### Dataset extract

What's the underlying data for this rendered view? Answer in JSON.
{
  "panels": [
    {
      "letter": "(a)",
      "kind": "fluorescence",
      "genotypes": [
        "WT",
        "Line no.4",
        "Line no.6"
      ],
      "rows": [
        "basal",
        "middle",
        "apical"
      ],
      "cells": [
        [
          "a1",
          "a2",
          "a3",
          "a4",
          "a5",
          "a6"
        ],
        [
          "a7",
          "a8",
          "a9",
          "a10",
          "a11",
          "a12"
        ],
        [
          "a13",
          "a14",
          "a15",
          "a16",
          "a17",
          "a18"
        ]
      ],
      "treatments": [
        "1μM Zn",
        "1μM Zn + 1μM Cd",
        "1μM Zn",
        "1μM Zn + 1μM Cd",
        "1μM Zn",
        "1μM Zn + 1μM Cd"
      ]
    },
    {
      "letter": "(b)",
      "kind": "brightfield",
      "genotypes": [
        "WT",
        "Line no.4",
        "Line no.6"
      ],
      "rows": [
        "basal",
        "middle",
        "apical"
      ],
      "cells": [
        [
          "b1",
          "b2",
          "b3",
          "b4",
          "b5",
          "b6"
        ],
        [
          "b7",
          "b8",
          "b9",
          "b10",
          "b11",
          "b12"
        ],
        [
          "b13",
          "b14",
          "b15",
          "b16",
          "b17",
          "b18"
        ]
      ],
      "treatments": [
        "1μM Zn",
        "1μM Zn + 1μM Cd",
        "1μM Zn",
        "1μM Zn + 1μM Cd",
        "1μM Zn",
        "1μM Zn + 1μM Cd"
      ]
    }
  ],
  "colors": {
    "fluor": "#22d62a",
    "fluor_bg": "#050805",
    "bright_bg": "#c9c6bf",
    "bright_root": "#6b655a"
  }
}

### Set exercise
Write out all the entries exactly.

### Worked solution
What's the underlying data for this rendered view? Answer in JSON.
{
  "panels": [
    {
      "letter": "(a)",
      "kind": "fluorescence",
      "genotypes": [
        "WT",
        "Line no.4",
        "Line no.6"
      ],
      "rows": [
        "basal",
        "middle",
        "apical"
      ],
      "cells": [
        [
          "a1",
          "a2",
          "a3",
          "a4",
          "a5",
          "a6"
        ],
        [
          "a7",
          "a8",
          "a9",
          "a10",
          "a11",
          "a12"
        ],
        [
          "a13",
          "a14",
          "a15",
          "a16",
          "a17",
          "a18"
        ]
      ],
      "treatments": [
        "1μM Zn",
        "1μM Zn + 1μM Cd",
        "1μM Zn",
        "1μM Zn + 1μM Cd",
        "1μM Zn",
        "1μM Zn + 1μM Cd"
      ]
    },
    {
      "letter": "(b)",
      "kind": "brightfield",
      "genotypes": [
        "WT",
        "Line no.4",
        "Line no.6"
      ],
      "rows": [
        "basal",
        "middle",
        "apical"
      ],
      "cells": [
        [
          "b1",
          "b2",
          "b3",
          "b4",
          "b5",
          "b6"
        ],
        [
          "b7",
          "b8",
          "b9",
          "b10",
          "b11",
          "b12"
        ],
        [
          "b13",
          "b14",
          "b15",
          "b16",
          "b17",
          "b18"
        ]
      ],
      "treatments": [
        "1μM Zn",
        "1μM Zn + 1μM Cd",
        "1μM Zn",
        "1μM Zn + 1μM Cd",
        "1μM Zn",
        "1μM Zn + 1μM Cd"
      ]
    }
  ],
  "colors": {
    "fluor": "#22d62a",
    "fluor_bg": "#050805",
    "bright_bg": "#c9c6bf",
    "bright_root": "#6b655a"
  }
}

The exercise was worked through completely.